■ Task ■
Filter the entries below, keeping only lines with the word "this".

■ Record list ■
= = = =

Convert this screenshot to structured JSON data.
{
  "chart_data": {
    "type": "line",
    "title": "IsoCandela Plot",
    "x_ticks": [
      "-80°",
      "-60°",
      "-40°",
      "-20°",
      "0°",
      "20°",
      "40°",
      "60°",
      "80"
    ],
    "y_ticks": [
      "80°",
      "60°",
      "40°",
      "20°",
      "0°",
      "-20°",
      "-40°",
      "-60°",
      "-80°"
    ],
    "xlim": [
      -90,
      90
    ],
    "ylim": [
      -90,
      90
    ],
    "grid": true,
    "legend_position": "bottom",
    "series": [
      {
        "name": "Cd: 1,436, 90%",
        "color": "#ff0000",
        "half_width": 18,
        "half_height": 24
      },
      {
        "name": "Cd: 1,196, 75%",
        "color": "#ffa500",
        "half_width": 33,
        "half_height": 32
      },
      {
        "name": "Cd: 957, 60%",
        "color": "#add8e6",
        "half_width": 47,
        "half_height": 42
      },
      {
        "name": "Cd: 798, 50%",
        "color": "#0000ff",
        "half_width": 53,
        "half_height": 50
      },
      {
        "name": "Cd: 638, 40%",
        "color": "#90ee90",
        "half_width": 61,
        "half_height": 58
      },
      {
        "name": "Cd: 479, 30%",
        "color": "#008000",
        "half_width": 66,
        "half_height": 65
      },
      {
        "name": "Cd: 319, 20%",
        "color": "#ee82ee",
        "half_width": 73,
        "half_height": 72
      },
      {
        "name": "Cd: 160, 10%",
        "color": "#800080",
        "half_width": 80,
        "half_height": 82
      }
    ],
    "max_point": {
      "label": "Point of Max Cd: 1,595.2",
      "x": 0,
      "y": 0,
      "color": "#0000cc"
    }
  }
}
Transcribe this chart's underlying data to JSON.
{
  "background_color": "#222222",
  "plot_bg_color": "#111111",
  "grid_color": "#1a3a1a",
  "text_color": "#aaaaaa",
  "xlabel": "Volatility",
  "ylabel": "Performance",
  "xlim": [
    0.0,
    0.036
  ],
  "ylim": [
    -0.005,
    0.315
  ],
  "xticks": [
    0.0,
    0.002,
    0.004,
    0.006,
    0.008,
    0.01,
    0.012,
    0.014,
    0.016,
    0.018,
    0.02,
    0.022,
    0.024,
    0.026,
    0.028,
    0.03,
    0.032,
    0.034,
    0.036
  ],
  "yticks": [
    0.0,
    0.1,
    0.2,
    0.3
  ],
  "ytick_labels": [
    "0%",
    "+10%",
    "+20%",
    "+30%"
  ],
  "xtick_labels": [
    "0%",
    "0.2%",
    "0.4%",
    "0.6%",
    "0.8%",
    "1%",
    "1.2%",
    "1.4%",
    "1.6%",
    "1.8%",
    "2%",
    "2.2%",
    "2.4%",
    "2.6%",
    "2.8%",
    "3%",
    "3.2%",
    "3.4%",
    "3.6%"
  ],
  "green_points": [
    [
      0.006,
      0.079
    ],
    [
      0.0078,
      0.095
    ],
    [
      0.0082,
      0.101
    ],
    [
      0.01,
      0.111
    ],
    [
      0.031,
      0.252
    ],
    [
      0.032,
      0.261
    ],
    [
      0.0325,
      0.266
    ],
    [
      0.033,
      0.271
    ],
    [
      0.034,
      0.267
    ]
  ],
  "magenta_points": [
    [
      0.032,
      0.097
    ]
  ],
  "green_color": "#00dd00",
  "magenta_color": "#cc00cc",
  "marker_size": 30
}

= = = =

■ Written response ■
Convert this screenshot to structured JSON data.
Transcribe this chart's underlying data to JSON.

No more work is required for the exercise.